** Input material **
——
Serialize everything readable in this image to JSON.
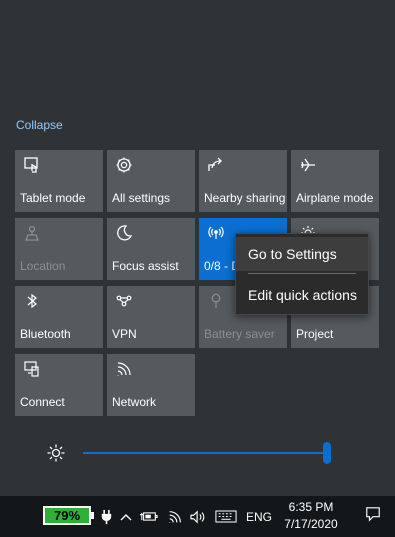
{
  "collapse_label": "Collapse",
  "tiles": [
    {
      "label": "Tablet mode",
      "icon": "tablet-mode-icon",
      "state": "normal"
    },
    {
      "label": "All settings",
      "icon": "gear-icon",
      "state": "normal"
    },
    {
      "label": "Nearby sharing",
      "icon": "share-icon",
      "state": "normal"
    },
    {
      "label": "Airplane mode",
      "icon": "airplane-icon",
      "state": "normal"
    },
    {
      "label": "Location",
      "icon": "location-icon",
      "state": "disabled"
    },
    {
      "label": "Focus assist",
      "icon": "moon-icon",
      "state": "normal"
    },
    {
      "label": "0/8 - D",
      "icon": "wireless-display-icon",
      "state": "active"
    },
    {
      "label": "",
      "icon": "brightness-small-icon",
      "state": "normal"
    },
    {
      "label": "Bluetooth",
      "icon": "bluetooth-icon",
      "state": "normal"
    },
    {
      "label": "VPN",
      "icon": "vpn-icon",
      "state": "normal"
    },
    {
      "label": "Battery saver",
      "icon": "leaf-icon",
      "state": "disabled"
    },
    {
      "label": "Project",
      "icon": "project-icon",
      "state": "normal"
    },
    {
      "label": "Connect",
      "icon": "connect-icon",
      "state": "normal"
    },
    {
      "label": "Network",
      "icon": "network-icon",
      "state": "normal"
    }
  ],
  "context_menu": {
    "items": [
      "Go to Settings",
      "Edit quick actions"
    ]
  },
  "brightness": {
    "level": 1.0
  },
  "taskbar": {
    "battery_percent": "79%",
    "language": "ENG",
    "time": "6:35 PM",
    "date": "7/17/2020"
  },
  "colors": {
    "accent": "#0a6fd1",
    "tile": "#555a5e",
    "panel": "#2f3336",
    "battery_fill": "#2fb03a"
  }
}
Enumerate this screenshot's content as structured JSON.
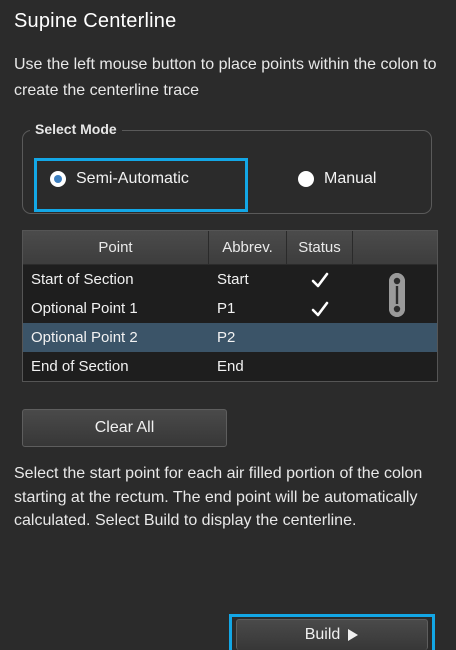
{
  "panel": {
    "title": "Supine Centerline",
    "instructions": "Use the left mouse button to place points within the colon to create the centerline trace"
  },
  "select_mode": {
    "legend": "Select Mode",
    "options": [
      {
        "label": "Semi-Automatic",
        "selected": true
      },
      {
        "label": "Manual",
        "selected": false
      }
    ]
  },
  "table": {
    "headers": [
      "Point",
      "Abbrev.",
      "Status",
      ""
    ],
    "rows": [
      {
        "point": "Start of Section",
        "abbrev": "Start",
        "status": "checked"
      },
      {
        "point": "Optional Point 1",
        "abbrev": "P1",
        "status": "checked"
      },
      {
        "point": "Optional Point 2",
        "abbrev": "P2",
        "status": "",
        "selected": true
      },
      {
        "point": "End of Section",
        "abbrev": "End",
        "status": ""
      }
    ]
  },
  "buttons": {
    "clear_all": "Clear All",
    "build": "Build"
  },
  "description": "Select the start point for each air filled portion of the colon starting at the rectum. The end point will be automatically calculated. Select Build to display the centerline.",
  "colors": {
    "highlight": "#13a7e6",
    "selected_row": "#3b5468",
    "background": "#2b2b2b"
  },
  "icons": [
    "radio-selected-icon",
    "radio-unselected-icon",
    "checkmark-icon",
    "scroll-handle-icon",
    "play-arrow-icon"
  ]
}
——
** What the task requires **
The pictures should not appear in the copy; every other part of the records above must be returned exactly.

** Task result **
Serialize everything readable in this image to JSON.
{
  "collapse_label": "Collapse",
  "tiles": [
    {
      "label": "Tablet mode",
      "icon": "tablet-mode-icon",
      "state": "normal"
    },
    {
      "label": "All settings",
      "icon": "gear-icon",
      "state": "normal"
    },
    {
      "label": "Nearby sharing",
      "icon": "share-icon",
      "state": "normal"
    },
    {
      "label": "Airplane mode",
      "icon": "airplane-icon",
      "state": "normal"
    },
    {
      "label": "Location",
      "icon": "location-icon",
      "state": "disabled"
    },
    {
      "label": "Focus assist",
      "icon": "moon-icon",
      "state": "normal"
    },
    {
      "label": "0/8 - D",
      "icon": "wireless-display-icon",
      "state": "active"
    },
    {
      "label": "",
      "icon": "brightness-small-icon",
      "state": "normal"
    },
    {
      "label": "Bluetooth",
      "icon": "bluetooth-icon",
      "state": "normal"
    },
    {
      "label": "VPN",
      "icon": "vpn-icon",
      "state": "normal"
    },
    {
      "label": "Battery saver",
      "icon": "leaf-icon",
      "state": "disabled"
    },
    {
      "label": "Project",
      "icon": "project-icon",
      "state": "normal"
    },
    {
      "label": "Connect",
      "icon": "connect-icon",
      "state": "normal"
    },
    {
      "label": "Network",
      "icon": "network-icon",
      "state": "normal"
    }
  ],
  "context_menu": {
    "items": [
      "Go to Settings",
      "Edit quick actions"
    ]
  },
  "brightness": {
    "level": 1.0
  },
  "taskbar": {
    "battery_percent": "79%",
    "language": "ENG",
    "time": "6:35 PM",
    "date": "7/17/2020"
  },
  "colors": {
    "accent": "#0a6fd1",
    "tile": "#555a5e",
    "panel": "#2f3336",
    "battery_fill": "#2fb03a"
  }
}
Enumerate this screenshot's content as structured JSON.
{
  "panel": {
    "title": "Supine Centerline",
    "instructions": "Use the left mouse button to place points within the colon to create the centerline trace"
  },
  "select_mode": {
    "legend": "Select Mode",
    "options": [
      {
        "label": "Semi-Automatic",
        "selected": true
      },
      {
        "label": "Manual",
        "selected": false
      }
    ]
  },
  "table": {
    "headers": [
      "Point",
      "Abbrev.",
      "Status",
      ""
    ],
    "rows": [
      {
        "point": "Start of Section",
        "abbrev": "Start",
        "status": "checked"
      },
      {
        "point": "Optional Point 1",
        "abbrev": "P1",
        "status": "checked"
      },
      {
        "point": "Optional Point 2",
        "abbrev": "P2",
        "status": "",
        "selected": true
      },
      {
        "point": "End of Section",
        "abbrev": "End",
        "status": ""
      }
    ]
  },
  "buttons": {
    "clear_all": "Clear All",
    "build": "Build"
  },
  "description": "Select the start point for each air filled portion of the colon starting at the rectum. The end point will be automatically calculated. Select Build to display the centerline.",
  "colors": {
    "highlight": "#13a7e6",
    "selected_row": "#3b5468",
    "background": "#2b2b2b"
  },
  "icons": [
    "radio-selected-icon",
    "radio-unselected-icon",
    "checkmark-icon",
    "scroll-handle-icon",
    "play-arrow-icon"
  ]
}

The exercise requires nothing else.